- [DIRECTIVE]: Transcribe all the entries word for word, skipping the pictures.

Saved entries
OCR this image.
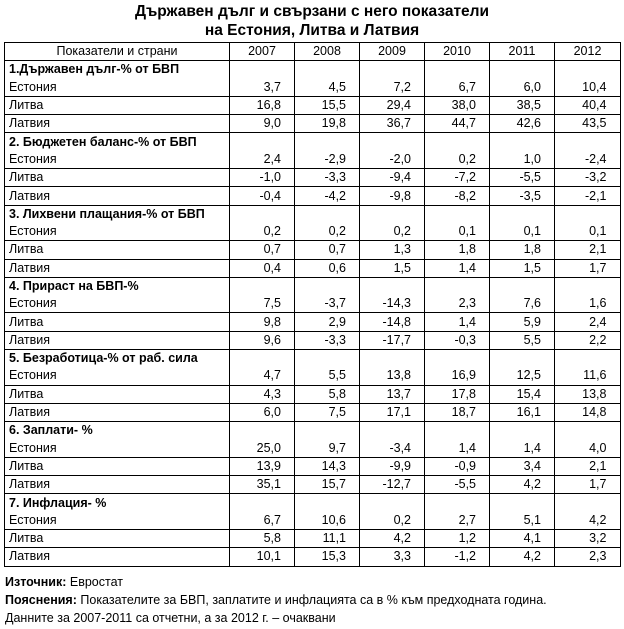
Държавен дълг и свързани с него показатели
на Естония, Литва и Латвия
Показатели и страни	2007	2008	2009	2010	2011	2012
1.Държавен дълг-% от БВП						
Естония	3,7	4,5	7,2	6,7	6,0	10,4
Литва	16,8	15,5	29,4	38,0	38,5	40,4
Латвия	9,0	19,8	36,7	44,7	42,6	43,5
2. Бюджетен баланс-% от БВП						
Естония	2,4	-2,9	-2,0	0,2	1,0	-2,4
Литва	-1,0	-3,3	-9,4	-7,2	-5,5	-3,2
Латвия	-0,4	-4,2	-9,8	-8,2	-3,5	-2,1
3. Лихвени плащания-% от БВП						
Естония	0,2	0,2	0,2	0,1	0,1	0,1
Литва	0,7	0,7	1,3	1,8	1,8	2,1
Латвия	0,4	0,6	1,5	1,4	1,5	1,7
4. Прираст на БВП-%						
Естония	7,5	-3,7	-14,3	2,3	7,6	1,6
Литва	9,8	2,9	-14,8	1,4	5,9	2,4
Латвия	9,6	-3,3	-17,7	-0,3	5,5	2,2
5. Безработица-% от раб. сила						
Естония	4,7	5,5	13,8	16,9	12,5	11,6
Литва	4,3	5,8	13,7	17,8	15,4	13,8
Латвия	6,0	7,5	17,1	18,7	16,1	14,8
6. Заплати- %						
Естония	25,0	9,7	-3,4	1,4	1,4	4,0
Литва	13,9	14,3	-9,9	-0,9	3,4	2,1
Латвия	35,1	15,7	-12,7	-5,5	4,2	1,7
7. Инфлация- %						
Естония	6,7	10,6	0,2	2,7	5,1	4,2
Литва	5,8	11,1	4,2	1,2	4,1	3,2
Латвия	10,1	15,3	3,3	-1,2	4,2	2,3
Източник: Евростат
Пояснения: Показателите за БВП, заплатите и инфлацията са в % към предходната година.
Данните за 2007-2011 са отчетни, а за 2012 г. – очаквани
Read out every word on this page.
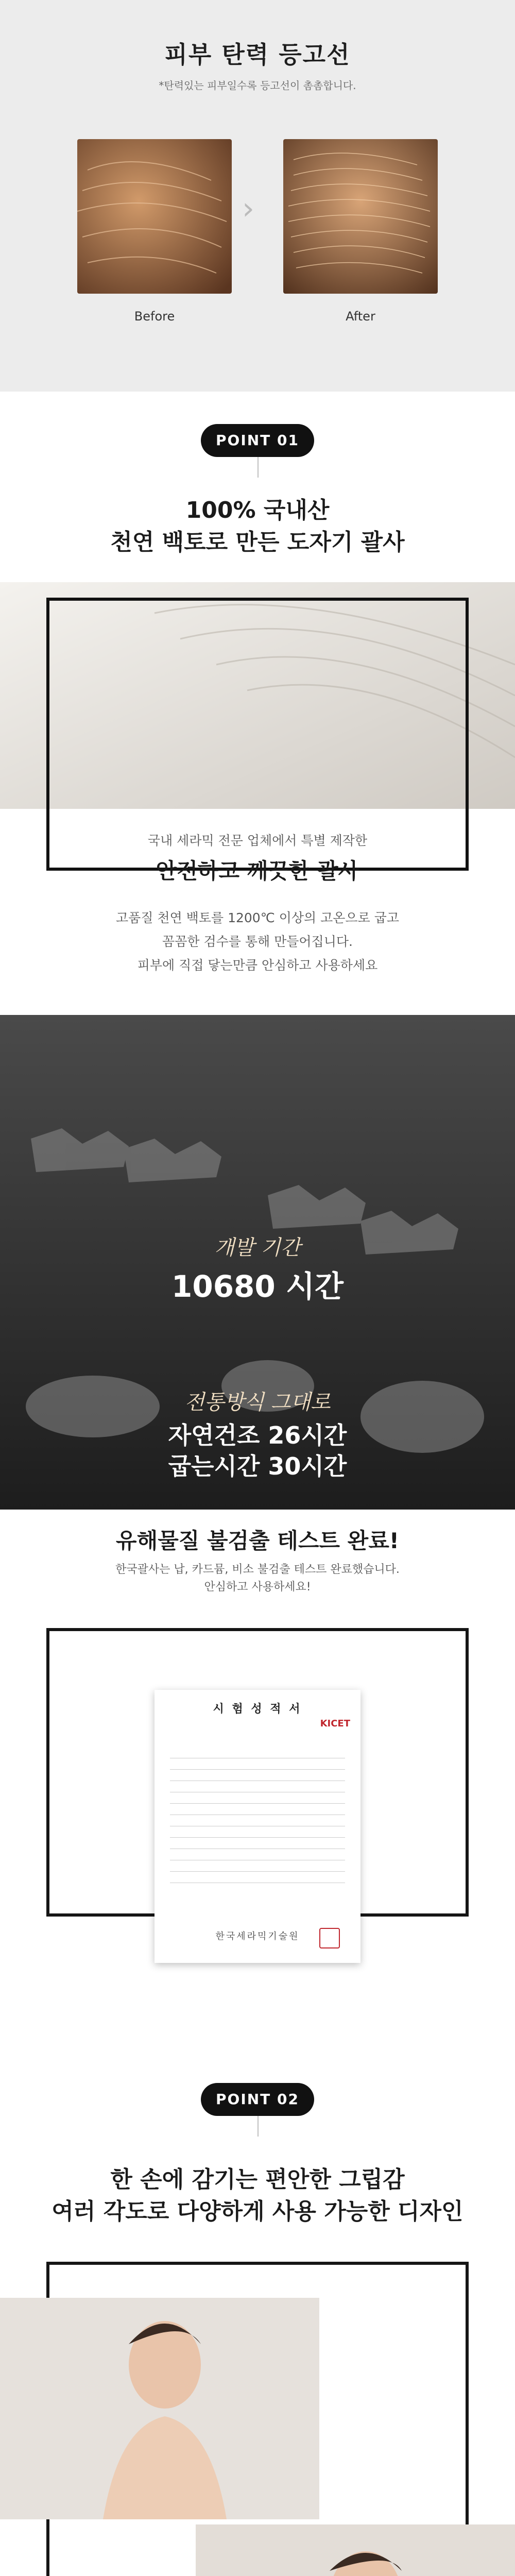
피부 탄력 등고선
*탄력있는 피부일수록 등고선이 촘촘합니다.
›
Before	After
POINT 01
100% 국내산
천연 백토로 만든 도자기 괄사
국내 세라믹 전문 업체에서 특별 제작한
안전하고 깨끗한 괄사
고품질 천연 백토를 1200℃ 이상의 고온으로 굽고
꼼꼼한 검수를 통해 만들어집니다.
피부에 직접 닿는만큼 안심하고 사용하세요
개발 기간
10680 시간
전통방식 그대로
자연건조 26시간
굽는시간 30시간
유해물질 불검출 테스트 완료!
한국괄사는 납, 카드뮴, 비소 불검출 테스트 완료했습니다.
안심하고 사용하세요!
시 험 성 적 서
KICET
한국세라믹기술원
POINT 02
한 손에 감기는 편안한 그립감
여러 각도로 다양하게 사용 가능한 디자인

- [WRITTEN ANSWER]:
OCR this image.
Държавен дълг и свързани с него показатели
на Естония, Литва и Латвия
Показатели и страни	2007	2008	2009	2010	2011	2012
1.Държавен дълг-% от БВП						
Естония	3,7	4,5	7,2	6,7	6,0	10,4
Литва	16,8	15,5	29,4	38,0	38,5	40,4
Латвия	9,0	19,8	36,7	44,7	42,6	43,5
2. Бюджетен баланс-% от БВП						
Естония	2,4	-2,9	-2,0	0,2	1,0	-2,4
Литва	-1,0	-3,3	-9,4	-7,2	-5,5	-3,2
Латвия	-0,4	-4,2	-9,8	-8,2	-3,5	-2,1
3. Лихвени плащания-% от БВП						
Естония	0,2	0,2	0,2	0,1	0,1	0,1
Литва	0,7	0,7	1,3	1,8	1,8	2,1
Латвия	0,4	0,6	1,5	1,4	1,5	1,7
4. Прираст на БВП-%						
Естония	7,5	-3,7	-14,3	2,3	7,6	1,6
Литва	9,8	2,9	-14,8	1,4	5,9	2,4
Латвия	9,6	-3,3	-17,7	-0,3	5,5	2,2
5. Безработица-% от раб. сила						
Естония	4,7	5,5	13,8	16,9	12,5	11,6
Литва	4,3	5,8	13,7	17,8	15,4	13,8
Латвия	6,0	7,5	17,1	18,7	16,1	14,8
6. Заплати- %						
Естония	25,0	9,7	-3,4	1,4	1,4	4,0
Литва	13,9	14,3	-9,9	-0,9	3,4	2,1
Латвия	35,1	15,7	-12,7	-5,5	4,2	1,7
7. Инфлация- %						
Естония	6,7	10,6	0,2	2,7	5,1	4,2
Литва	5,8	11,1	4,2	1,2	4,1	3,2
Латвия	10,1	15,3	3,3	-1,2	4,2	2,3
Източник: Евростат
Пояснения: Показателите за БВП, заплатите и инфлацията са в % към предходната година.
Данните за 2007-2011 са отчетни, а за 2012 г. – очаквани
Read out every word on this page.
피부 탄력 등고선
*탄력있는 피부일수록 등고선이 촘촘합니다.
›
Before	After
POINT 01
100% 국내산
천연 백토로 만든 도자기 괄사
국내 세라믹 전문 업체에서 특별 제작한
안전하고 깨끗한 괄사
고품질 천연 백토를 1200℃ 이상의 고온으로 굽고
꼼꼼한 검수를 통해 만들어집니다.
피부에 직접 닿는만큼 안심하고 사용하세요
개발 기간
10680 시간
전통방식 그대로
자연건조 26시간
굽는시간 30시간
유해물질 불검출 테스트 완료!
한국괄사는 납, 카드뮴, 비소 불검출 테스트 완료했습니다.
안심하고 사용하세요!
시 험 성 적 서
KICET
한국세라믹기술원
POINT 02
한 손에 감기는 편안한 그립감
여러 각도로 다양하게 사용 가능한 디자인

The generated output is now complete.